- What is required -
Omit every image, and transcribe the remaining entries exactly as given.

═══ Provided data

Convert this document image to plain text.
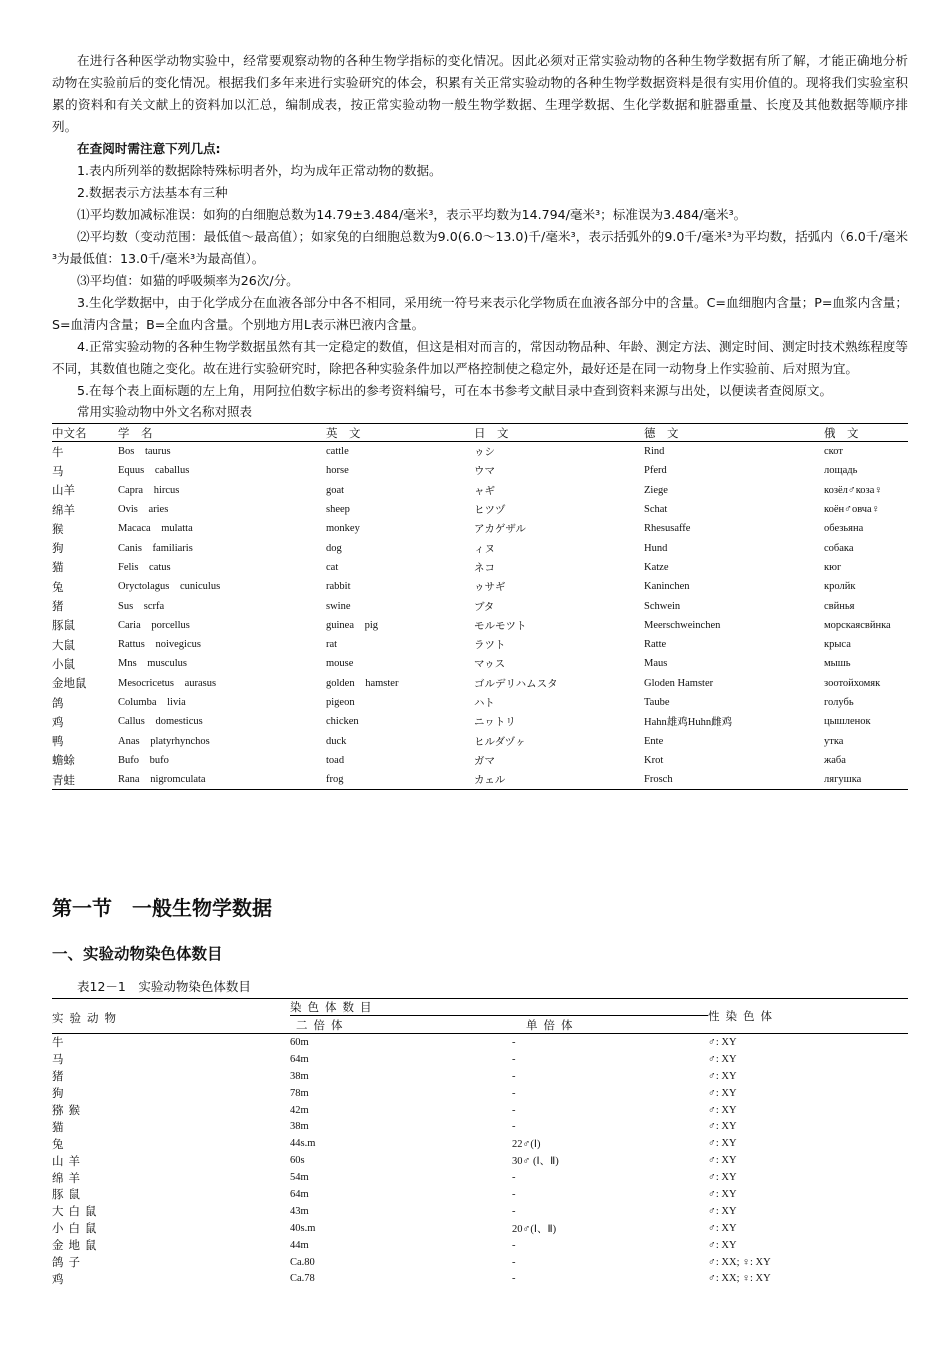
在进行各种医学动物实验中，经常要观察动物的各种生物学指标的变化情况。因此必须对正常实验动物的各种生物学数据有所了解，才能正确地分析动物在实验前后的变化情况。根据我们多年来进行实验研究的体会，积累有关正常实验动物的各种生物学数据资料是很有实用价值的。现将我们实验室积累的资料和有关文献上的资料加以汇总，编制成表，按正常实验动物一般生物学数据、生理学数据、生化学数据和脏器重量、长度及其他数据等顺序排列。

在查阅时需注意下列几点:

1.表内所列举的数据除特殊标明者外，均为成年正常动物的数据。

2.数据表示方法基本有三种

⑴平均数加减标准误：如狗的白细胞总数为14.79±3.484/毫米³，表示平均数为14.794/毫米³；标准误为3.484/毫米³。

⑵平均数（变动范围：最低值～最高值）；如家兔的白细胞总数为9.0(6.0～13.0)千/毫米³，表示括弧外的9.0千/毫米³为平均数，括弧内（6.0千/毫米³为最低值：13.0千/毫米³为最高值）。

⑶平均值：如猫的呼吸频率为26次/分。

3.生化学数据中，由于化学成分在血液各部分中各不相同，采用统一符号来表示化学物质在血液各部分中的含量。C=血细胞内含量；P=血浆内含量；S=血清内含量；B=全血内含量。个别地方用L表示淋巴液内含量。

4.正常实验动物的各种生物学数据虽然有其一定稳定的数值，但这是相对而言的，常因动物品种、年龄、测定方法、测定时间、测定时技术熟练程度等不同，其数值也随之变化。故在进行实验研究时，除把各种实验条件加以严格控制使之稳定外，最好还是在同一动物身上作实验前、后对照为宜。

5.在每个表上面标题的左上角，用阿拉伯数字标出的参考资料编号，可在本书参考文献目录中查到资料来源与出处，以便读者查阅原文。

常用实验动物中外文名称对照表

中文名	学　名	英　文	日　文	德　文	俄　文
牛	Bos taurus	cattle	ゥシ	Rind	скот
马	Equus caballus	horse	ウマ	Pferd	лощадь
山羊	Capra hircus	goat	ャギ	Ziege	козёл♂коза♀
绵羊	Ovis aries	sheep	ヒツヅ	Schat	коён♂овча♀
猴	Macaca mulatta	monkey	アカゲザル	Rhesusaffe	обезьяна
狗	Canis familiaris	dog	ィヌ	Hund	собака
猫	Felis catus	cat	ネコ	Katze	кюг
兔	Oryctolagus cuniculus	rabbit	ゥサギ	Kaninchen	кролйк
猪	Sus scrfa	swine	ブタ	Schwein	свйнья
豚鼠	Caria porcellus	guinea pig	モルモツト	Meerschweinchen	морскаясвйнка
大鼠	Rattus noivegicus	rat	ラツト	Ratte	крыса
小鼠	Mns musculus	mouse	マゥス	Maus	мышь
金地鼠	Mesocricetus aurasus	golden hamster	ゴルデリハムスタ	Gloden Hamster	зоотойхомяк
鸽	Columba livia	pigeon	ハト	Taube	голубь
鸡	Callus domesticus	chicken	ニヮトリ	Hahn雄鸡Huhn雌鸡	цышленок
鸭	Anas platyrhynchos	duck	ヒルダヅヶ	Ente	утка
蟾蜍	Bufo bufo	toad	ガマ	Krot	жаба
青蛙	Rana nigromculata	frog	カェル	Frosch	лягушка
第一节　一般生物学数据
一、实验动物染色体数目

表12－1　实验动物染色体数目

实验动物	染色体数目		性染色体
	二倍体	单倍体	
牛	60m	-	♂: XY
马	64m	-	♂: XY
猪	38m	-	♂: XY
狗	78m	-	♂: XY
猕猴	42m	-	♂: XY
猫	38m	-	♂: XY
兔	44s.m	22♂(Ⅰ)	♂: XY
山羊	60s	30♂ (Ⅰ、Ⅱ)	♂: XY
绵羊	54m	-	♂: XY
豚鼠	64m	-	♂: XY
大白鼠	43m	-	♂: XY
小白鼠	40s.m	20♂(Ⅰ、Ⅱ)	♂: XY
金地鼠	44m	-	♂: XY
鸽子	Ca.80	-	♂: XX; ♀: XY
鸡	Ca.78	-	♂: XX; ♀: XY
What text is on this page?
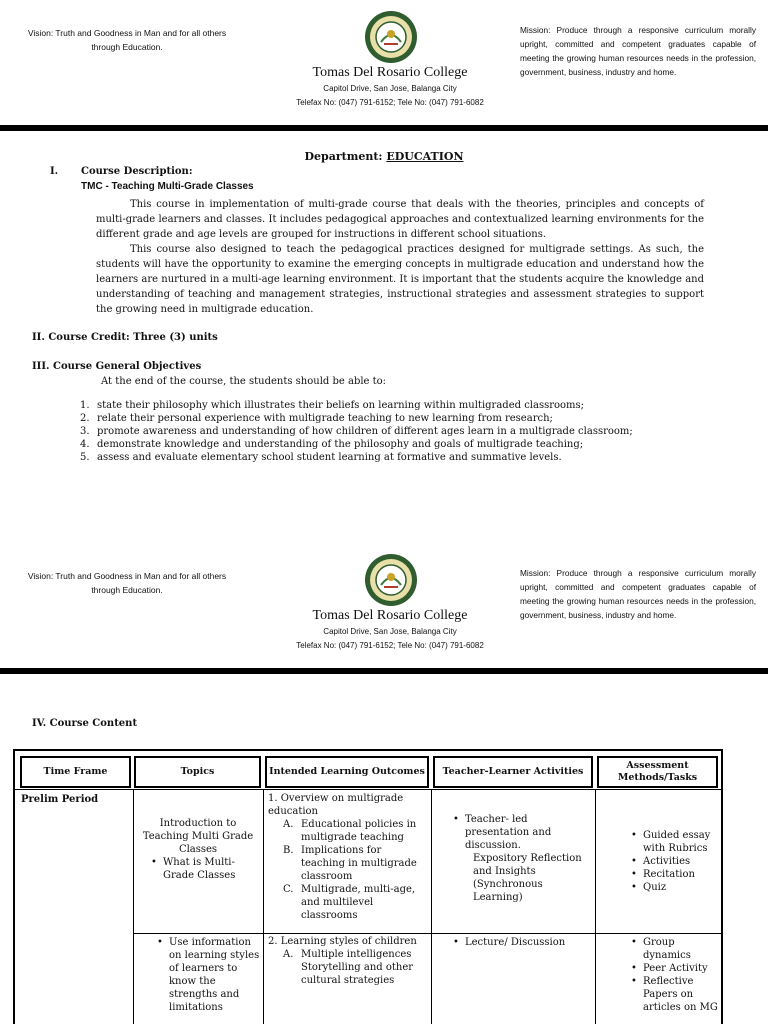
Vision: Truth and Goodness in Man and for all others through Education.
Tomas Del Rosario College
Capitol Drive, San Jose, Balanga City
Telefax No: (047) 791-6152; Tele No: (047) 791-6082
Mission: Produce through a responsive curriculum morally upright, committed and competent graduates capable of meeting the growing human resources needs in the profession, government, business, industry and home.
Department: EDUCATION
I. Course Description:
TMC - Teaching Multi-Grade Classes

This course in implementation of multi-grade course that deals with the theories, principles and concepts of multi-grade learners and classes. It includes pedagogical approaches and contextualized learning environments for the different grade and age levels are grouped for instructions in different school situations.

This course also designed to teach the pedagogical practices designed for multigrade settings. As such, the students will have the opportunity to examine the emerging concepts in multigrade education and understand how the learners are nurtured in a multi-age learning environment. It is important that the students acquire the knowledge and understanding of teaching and management strategies, instructional strategies and assessment strategies to support the growing need in multigrade education.

II. Course Credit: Three (3) units
III. Course General Objectives
At the end of the course, the students should be able to:
1. state their philosophy which illustrates their beliefs on learning within multigraded classrooms;
2. relate their personal experience with multigrade teaching to new learning from research;
3. promote awareness and understanding of how children of different ages learn in a multigrade classroom;
4. demonstrate knowledge and understanding of the philosophy and goals of multigrade teaching;
5. assess and evaluate elementary school student learning at formative and summative levels.
Vision: Truth and Goodness in Man and for all others through Education.
Tomas Del Rosario College
Capitol Drive, San Jose, Balanga City
Telefax No: (047) 791-6152; Tele No: (047) 791-6082
Mission: Produce through a responsive curriculum morally upright, committed and competent graduates capable of meeting the growing human resources needs in the profession, government, business, industry and home.
IV. Course Content
Time Frame	Topics	Intended Learning Outcomes	Teacher-Learner Activities
Assessment Methods/Tasks
Prelim Period
Introduction to
Teaching Multi Grade
Classes
• What is Multi-Grade Classes
1. Overview on multigrade education
A. Educational policies in multigrade teaching
B. Implications for teaching in multigrade classroom
C. Multigrade, multi-age, and multilevel classrooms
• Teacher- led presentation and discussion.
Expository Reflection and Insights (Synchronous Learning)
• Guided essay with Rubrics
• Activities
• Recitation
• Quiz
• Use information on learning styles of learners to know the strengths and limitations
2. Learning styles of children
A. Multiple intelligences Storytelling and other cultural strategies
• Lecture/ Discussion
•	Group dynamics
• Peer Activity
• Reflective Papers on articles on MG
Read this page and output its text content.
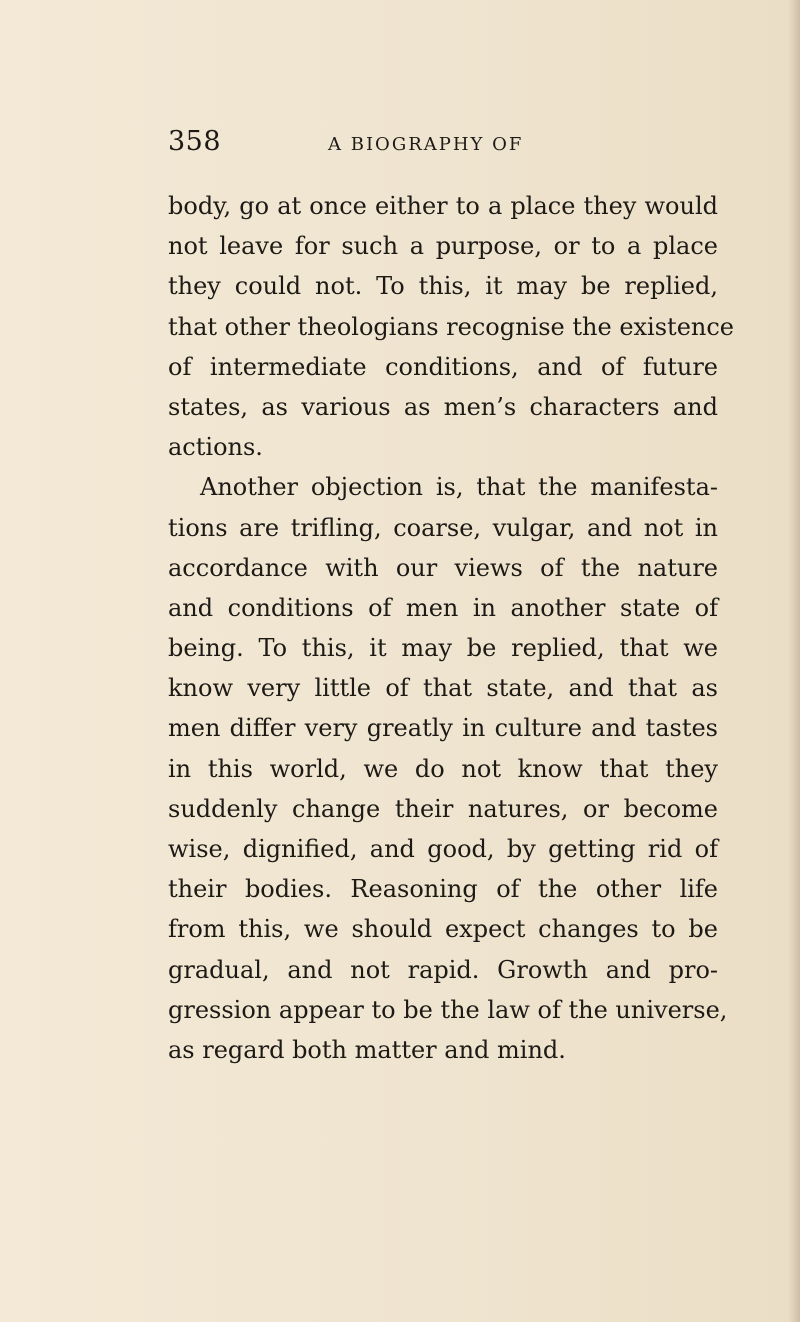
358	A BIOGRAPHY OF
body, go at once either to a place they would
not leave for such a purpose, or to a place
they could not. To this, it may be replied,
that other theologians recognise the existence
of intermediate conditions, and of future
states, as various as men’s characters and
actions.
Another objection is, that the manifesta-
tions are trifling, coarse, vulgar, and not in
accordance with our views of the nature
and conditions of men in another state of
being. To this, it may be replied, that we
know very little of that state, and that as
men differ very greatly in culture and tastes
in this world, we do not know that they
suddenly change their natures, or become
wise, dignified, and good, by getting rid of
their bodies. Reasoning of the other life
from this, we should expect changes to be
gradual, and not rapid. Growth and pro-
gression appear to be the law of the universe,
as regard both matter and mind.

══════

- Solution to this task -
Convert this document image to plain text.
在进行各种医学动物实验中，经常要观察动物的各种生物学指标的变化情况。因此必须对正常实验动物的各种生物学数据有所了解，才能正确地分析动物在实验前后的变化情况。根据我们多年来进行实验研究的体会，积累有关正常实验动物的各种生物学数据资料是很有实用价值的。现将我们实验室积累的资料和有关文献上的资料加以汇总，编制成表，按正常实验动物一般生物学数据、生理学数据、生化学数据和脏器重量、长度及其他数据等顺序排列。

在查阅时需注意下列几点:

1.表内所列举的数据除特殊标明者外，均为成年正常动物的数据。

2.数据表示方法基本有三种

⑴平均数加减标准误：如狗的白细胞总数为14.79±3.484/毫米³，表示平均数为14.794/毫米³；标准误为3.484/毫米³。

⑵平均数（变动范围：最低值～最高值）；如家兔的白细胞总数为9.0(6.0～13.0)千/毫米³，表示括弧外的9.0千/毫米³为平均数，括弧内（6.0千/毫米³为最低值：13.0千/毫米³为最高值）。

⑶平均值：如猫的呼吸频率为26次/分。

3.生化学数据中，由于化学成分在血液各部分中各不相同，采用统一符号来表示化学物质在血液各部分中的含量。C=血细胞内含量；P=血浆内含量；S=血清内含量；B=全血内含量。个别地方用L表示淋巴液内含量。

4.正常实验动物的各种生物学数据虽然有其一定稳定的数值，但这是相对而言的，常因动物品种、年龄、测定方法、测定时间、测定时技术熟练程度等不同，其数值也随之变化。故在进行实验研究时，除把各种实验条件加以严格控制使之稳定外，最好还是在同一动物身上作实验前、后对照为宜。

5.在每个表上面标题的左上角，用阿拉伯数字标出的参考资料编号，可在本书参考文献目录中查到资料来源与出处，以便读者查阅原文。

常用实验动物中外文名称对照表

中文名	学　名	英　文	日　文	德　文	俄　文
牛	Bos taurus	cattle	ゥシ	Rind	скот
马	Equus caballus	horse	ウマ	Pferd	лощадь
山羊	Capra hircus	goat	ャギ	Ziege	козёл♂коза♀
绵羊	Ovis aries	sheep	ヒツヅ	Schat	коён♂овча♀
猴	Macaca mulatta	monkey	アカゲザル	Rhesusaffe	обезьяна
狗	Canis familiaris	dog	ィヌ	Hund	собака
猫	Felis catus	cat	ネコ	Katze	кюг
兔	Oryctolagus cuniculus	rabbit	ゥサギ	Kaninchen	кролйк
猪	Sus scrfa	swine	ブタ	Schwein	свйнья
豚鼠	Caria porcellus	guinea pig	モルモツト	Meerschweinchen	морскаясвйнка
大鼠	Rattus noivegicus	rat	ラツト	Ratte	крыса
小鼠	Mns musculus	mouse	マゥス	Maus	мышь
金地鼠	Mesocricetus aurasus	golden hamster	ゴルデリハムスタ	Gloden Hamster	зоотойхомяк
鸽	Columba livia	pigeon	ハト	Taube	голубь
鸡	Callus domesticus	chicken	ニヮトリ	Hahn雄鸡Huhn雌鸡	цышленок
鸭	Anas platyrhynchos	duck	ヒルダヅヶ	Ente	утка
蟾蜍	Bufo bufo	toad	ガマ	Krot	жаба
青蛙	Rana nigromculata	frog	カェル	Frosch	лягушка
第一节　一般生物学数据
一、实验动物染色体数目

表12－1　实验动物染色体数目

实验动物	染色体数目		性染色体
	二倍体	单倍体	
牛	60m	-	♂: XY
马	64m	-	♂: XY
猪	38m	-	♂: XY
狗	78m	-	♂: XY
猕猴	42m	-	♂: XY
猫	38m	-	♂: XY
兔	44s.m	22♂(Ⅰ)	♂: XY
山羊	60s	30♂ (Ⅰ、Ⅱ)	♂: XY
绵羊	54m	-	♂: XY
豚鼠	64m	-	♂: XY
大白鼠	43m	-	♂: XY
小白鼠	40s.m	20♂(Ⅰ、Ⅱ)	♂: XY
金地鼠	44m	-	♂: XY
鸽子	Ca.80	-	♂: XX; ♀: XY
鸡	Ca.78	-	♂: XX; ♀: XY
What text is on this page?
Vision: Truth and Goodness in Man and for all others through Education.
Tomas Del Rosario College
Capitol Drive, San Jose, Balanga City
Telefax No: (047) 791-6152; Tele No: (047) 791-6082
Mission: Produce through a responsive curriculum morally upright, committed and competent graduates capable of meeting the growing human resources needs in the profession, government, business, industry and home.
Department: EDUCATION
I. Course Description:
TMC - Teaching Multi-Grade Classes

This course in implementation of multi-grade course that deals with the theories, principles and concepts of multi-grade learners and classes. It includes pedagogical approaches and contextualized learning environments for the different grade and age levels are grouped for instructions in different school situations.

This course also designed to teach the pedagogical practices designed for multigrade settings. As such, the students will have the opportunity to examine the emerging concepts in multigrade education and understand how the learners are nurtured in a multi-age learning environment. It is important that the students acquire the knowledge and understanding of teaching and management strategies, instructional strategies and assessment strategies to support the growing need in multigrade education.

II. Course Credit: Three (3) units
III. Course General Objectives
At the end of the course, the students should be able to:
1. state their philosophy which illustrates their beliefs on learning within multigraded classrooms;
2. relate their personal experience with multigrade teaching to new learning from research;
3. promote awareness and understanding of how children of different ages learn in a multigrade classroom;
4. demonstrate knowledge and understanding of the philosophy and goals of multigrade teaching;
5. assess and evaluate elementary school student learning at formative and summative levels.
Vision: Truth and Goodness in Man and for all others through Education.
Tomas Del Rosario College
Capitol Drive, San Jose, Balanga City
Telefax No: (047) 791-6152; Tele No: (047) 791-6082
Mission: Produce through a responsive curriculum morally upright, committed and competent graduates capable of meeting the growing human resources needs in the profession, government, business, industry and home.
IV. Course Content
Time Frame	Topics	Intended Learning Outcomes	Teacher-Learner Activities
Assessment Methods/Tasks
Prelim Period
Introduction to
Teaching Multi Grade
Classes
• What is Multi-Grade Classes
1. Overview on multigrade education
A. Educational policies in multigrade teaching
B. Implications for teaching in multigrade classroom
C. Multigrade, multi-age, and multilevel classrooms
• Teacher- led presentation and discussion.
Expository Reflection and Insights (Synchronous Learning)
• Guided essay with Rubrics
• Activities
• Recitation
• Quiz
• Use information on learning styles of learners to know the strengths and limitations
2. Learning styles of children
A. Multiple intelligences Storytelling and other cultural strategies
• Lecture/ Discussion
•	Group dynamics
• Peer Activity
• Reflective Papers on articles on MG
Read this page and output its text content.
358	A BIOGRAPHY OF
body, go at once either to a place they would
not leave for such a purpose, or to a place
they could not. To this, it may be replied,
that other theologians recognise the existence
of intermediate conditions, and of future
states, as various as men’s characters and
actions.
Another objection is, that the manifesta-
tions are trifling, coarse, vulgar, and not in
accordance with our views of the nature
and conditions of men in another state of
being. To this, it may be replied, that we
know very little of that state, and that as
men differ very greatly in culture and tastes
in this world, we do not know that they
suddenly change their natures, or become
wise, dignified, and good, by getting rid of
their bodies. Reasoning of the other life
from this, we should expect changes to be
gradual, and not rapid. Growth and pro-
gression appear to be the law of the universe,
as regard both matter and mind.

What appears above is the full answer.